(begin)

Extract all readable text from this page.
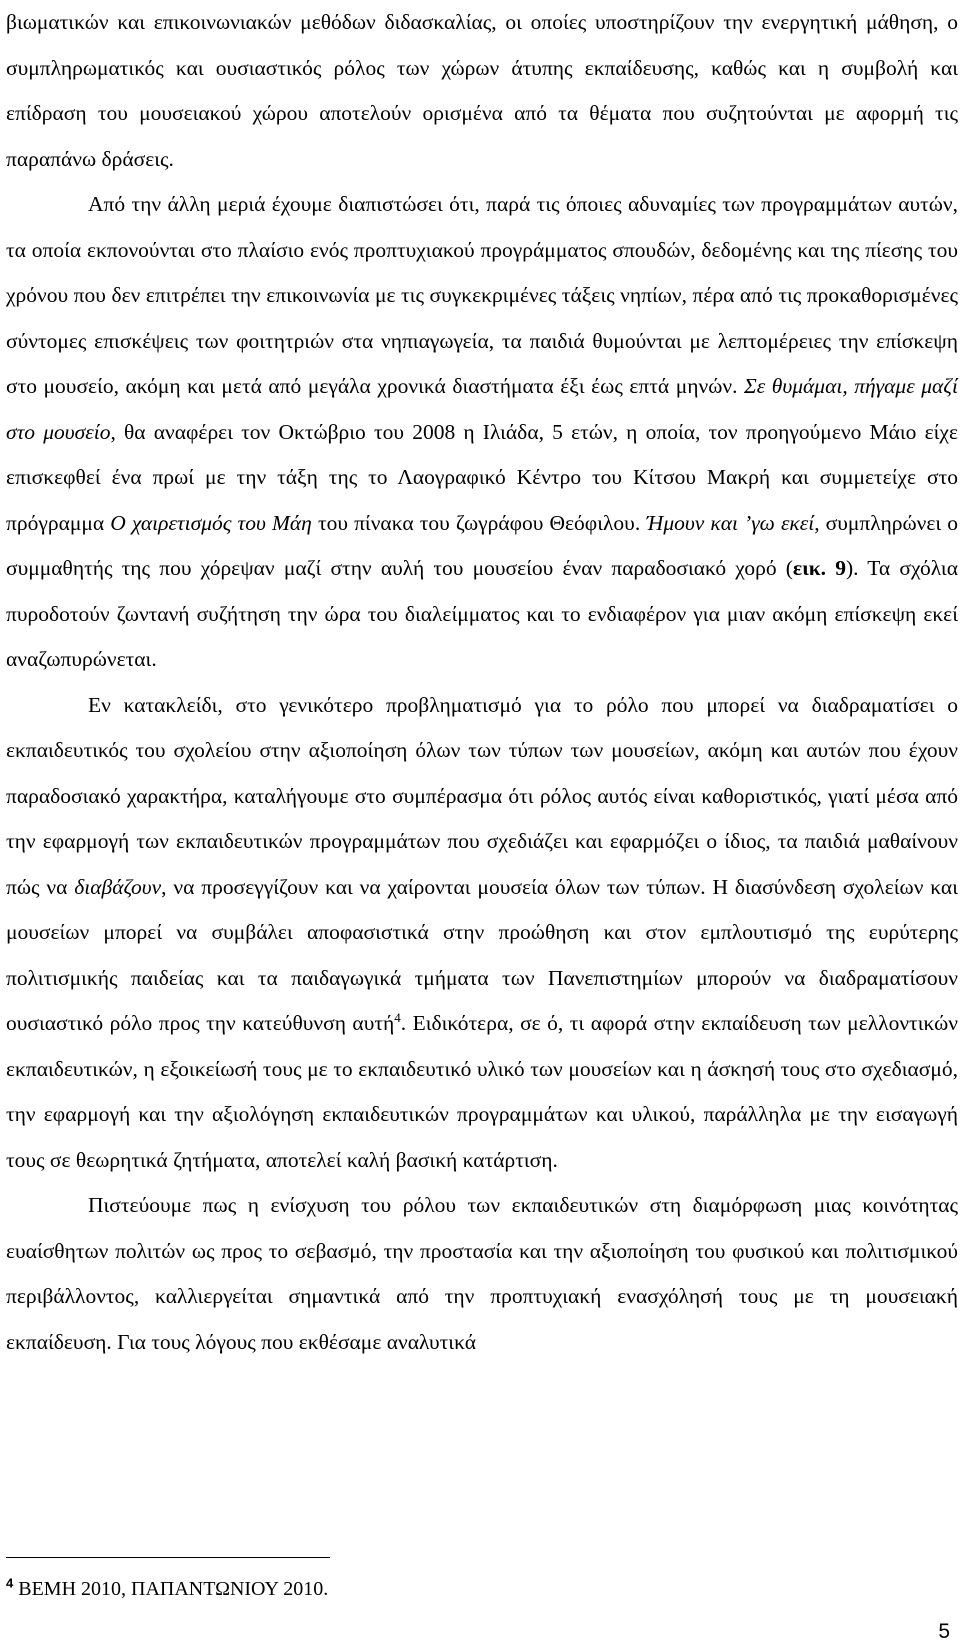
βιωματικών και επικοινωνιακών μεθόδων διδασκαλίας, οι οποίες υποστηρίζουν την ενεργητική μάθηση, ο συμπληρωματικός και ουσιαστικός ρόλος των χώρων άτυπης εκπαίδευσης, καθώς και η συμβολή και επίδραση του μουσειακού χώρου αποτελούν ορισμένα από τα θέματα που συζητούνται με αφορμή τις παραπάνω δράσεις.

Από την άλλη μεριά έχουμε διαπιστώσει ότι, παρά τις όποιες αδυναμίες των προγραμμάτων αυτών, τα οποία εκπονούνται στο πλαίσιο ενός προπτυχιακού προγράμματος σπουδών, δεδομένης και της πίεσης του χρόνου που δεν επιτρέπει την επικοινωνία με τις συγκεκριμένες τάξεις νηπίων, πέρα από τις προκαθορισμένες σύντομες επισκέψεις των φοιτητριών στα νηπιαγωγεία, τα παιδιά θυμούνται με λεπτομέρειες την επίσκεψη στο μουσείο, ακόμη και μετά από μεγάλα χρονικά διαστήματα έξι έως επτά μηνών. Σε θυμάμαι, πήγαμε μαζί στο μουσείο, θα αναφέρει τον Οκτώβριο του 2008 η Ιλιάδα, 5 ετών, η οποία, τον προηγούμενο Μάιο είχε επισκεφθεί ένα πρωί με την τάξη της το Λαογραφικό Κέντρο του Κίτσου Μακρή και συμμετείχε στο πρόγραμμα Ο χαιρετισμός του Μάη του πίνακα του ζωγράφου Θεόφιλου. Ήμουν και ’γω εκεί, συμπληρώνει ο συμμαθητής της που χόρεψαν μαζί στην αυλή του μουσείου έναν παραδοσιακό χορό (εικ. 9). Τα σχόλια πυροδοτούν ζωντανή συζήτηση την ώρα του διαλείμματος και το ενδιαφέρον για μιαν ακόμη επίσκεψη εκεί αναζωπυρώνεται.

Εν κατακλείδι, στο γενικότερο προβληματισμό για το ρόλο που μπορεί να διαδραματίσει ο εκπαιδευτικός του σχολείου στην αξιοποίηση όλων των τύπων των μουσείων, ακόμη και αυτών που έχουν παραδοσιακό χαρακτήρα, καταλήγουμε στο συμπέρασμα ότι ρόλος αυτός είναι καθοριστικός, γιατί μέσα από την εφαρμογή των εκπαιδευτικών προγραμμάτων που σχεδιάζει και εφαρμόζει ο ίδιος, τα παιδιά μαθαίνουν πώς να διαβάζουν, να προσεγγίζουν και να χαίρονται μουσεία όλων των τύπων. Η διασύνδεση σχολείων και μουσείων μπορεί να συμβάλει αποφασιστικά στην προώθηση και στον εμπλουτισμό της ευρύτερης πολιτισμικής παιδείας και τα παιδαγωγικά τμήματα των Πανεπιστημίων μπορούν να διαδραματίσουν ουσιαστικό ρόλο προς την κατεύθυνση αυτή$^4$. Ειδικότερα, σε ό, τι αφορά στην εκπαίδευση των μελλοντικών εκπαιδευτικών, η εξοικείωσή τους με το εκπαιδευτικό υλικό των μουσείων και η άσκησή τους στο σχεδιασμό, την εφαρμογή και την αξιολόγηση εκπαιδευτικών προγραμμάτων και υλικού, παράλληλα με την εισαγωγή τους σε θεωρητικά ζητήματα, αποτελεί καλή βασική κατάρτιση.

Πιστεύουμε πως η ενίσχυση του ρόλου των εκπαιδευτικών στη διαμόρφωση μιας κοινότητας ευαίσθητων πολιτών ως προς το σεβασμό, την προστασία και την αξιοποίηση του φυσικού και πολιτισμικού περιβάλλοντος, καλλιεργείται σημαντικά από την προπτυχιακή ενασχόλησή τους με τη μουσειακή εκπαίδευση. Για τους λόγους που εκθέσαμε αναλυτικά

$^4$ ΒΕΜΗ 2010, ΠΑΠΑΝΤΩΝΙΟΥ 2010.
5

(end)

> Required work
Reproduce all the records verbatim, excluding images.

> Answer to this task
Extract all readable text from this page.
βιωματικών και επικοινωνιακών μεθόδων διδασκαλίας, οι οποίες υποστηρίζουν την ενεργητική μάθηση, ο συμπληρωματικός και ουσιαστικός ρόλος των χώρων άτυπης εκπαίδευσης, καθώς και η συμβολή και επίδραση του μουσειακού χώρου αποτελούν ορισμένα από τα θέματα που συζητούνται με αφορμή τις παραπάνω δράσεις.

Από την άλλη μεριά έχουμε διαπιστώσει ότι, παρά τις όποιες αδυναμίες των προγραμμάτων αυτών, τα οποία εκπονούνται στο πλαίσιο ενός προπτυχιακού προγράμματος σπουδών, δεδομένης και της πίεσης του χρόνου που δεν επιτρέπει την επικοινωνία με τις συγκεκριμένες τάξεις νηπίων, πέρα από τις προκαθορισμένες σύντομες επισκέψεις των φοιτητριών στα νηπιαγωγεία, τα παιδιά θυμούνται με λεπτομέρειες την επίσκεψη στο μουσείο, ακόμη και μετά από μεγάλα χρονικά διαστήματα έξι έως επτά μηνών. Σε θυμάμαι, πήγαμε μαζί στο μουσείο, θα αναφέρει τον Οκτώβριο του 2008 η Ιλιάδα, 5 ετών, η οποία, τον προηγούμενο Μάιο είχε επισκεφθεί ένα πρωί με την τάξη της το Λαογραφικό Κέντρο του Κίτσου Μακρή και συμμετείχε στο πρόγραμμα Ο χαιρετισμός του Μάη του πίνακα του ζωγράφου Θεόφιλου. Ήμουν και ’γω εκεί, συμπληρώνει ο συμμαθητής της που χόρεψαν μαζί στην αυλή του μουσείου έναν παραδοσιακό χορό (εικ. 9). Τα σχόλια πυροδοτούν ζωντανή συζήτηση την ώρα του διαλείμματος και το ενδιαφέρον για μιαν ακόμη επίσκεψη εκεί αναζωπυρώνεται.

Εν κατακλείδι, στο γενικότερο προβληματισμό για το ρόλο που μπορεί να διαδραματίσει ο εκπαιδευτικός του σχολείου στην αξιοποίηση όλων των τύπων των μουσείων, ακόμη και αυτών που έχουν παραδοσιακό χαρακτήρα, καταλήγουμε στο συμπέρασμα ότι ρόλος αυτός είναι καθοριστικός, γιατί μέσα από την εφαρμογή των εκπαιδευτικών προγραμμάτων που σχεδιάζει και εφαρμόζει ο ίδιος, τα παιδιά μαθαίνουν πώς να διαβάζουν, να προσεγγίζουν και να χαίρονται μουσεία όλων των τύπων. Η διασύνδεση σχολείων και μουσείων μπορεί να συμβάλει αποφασιστικά στην προώθηση και στον εμπλουτισμό της ευρύτερης πολιτισμικής παιδείας και τα παιδαγωγικά τμήματα των Πανεπιστημίων μπορούν να διαδραματίσουν ουσιαστικό ρόλο προς την κατεύθυνση αυτή$^4$. Ειδικότερα, σε ό, τι αφορά στην εκπαίδευση των μελλοντικών εκπαιδευτικών, η εξοικείωσή τους με το εκπαιδευτικό υλικό των μουσείων και η άσκησή τους στο σχεδιασμό, την εφαρμογή και την αξιολόγηση εκπαιδευτικών προγραμμάτων και υλικού, παράλληλα με την εισαγωγή τους σε θεωρητικά ζητήματα, αποτελεί καλή βασική κατάρτιση.

Πιστεύουμε πως η ενίσχυση του ρόλου των εκπαιδευτικών στη διαμόρφωση μιας κοινότητας ευαίσθητων πολιτών ως προς το σεβασμό, την προστασία και την αξιοποίηση του φυσικού και πολιτισμικού περιβάλλοντος, καλλιεργείται σημαντικά από την προπτυχιακή ενασχόλησή τους με τη μουσειακή εκπαίδευση. Για τους λόγους που εκθέσαμε αναλυτικά

$^4$ ΒΕΜΗ 2010, ΠΑΠΑΝΤΩΝΙΟΥ 2010.
5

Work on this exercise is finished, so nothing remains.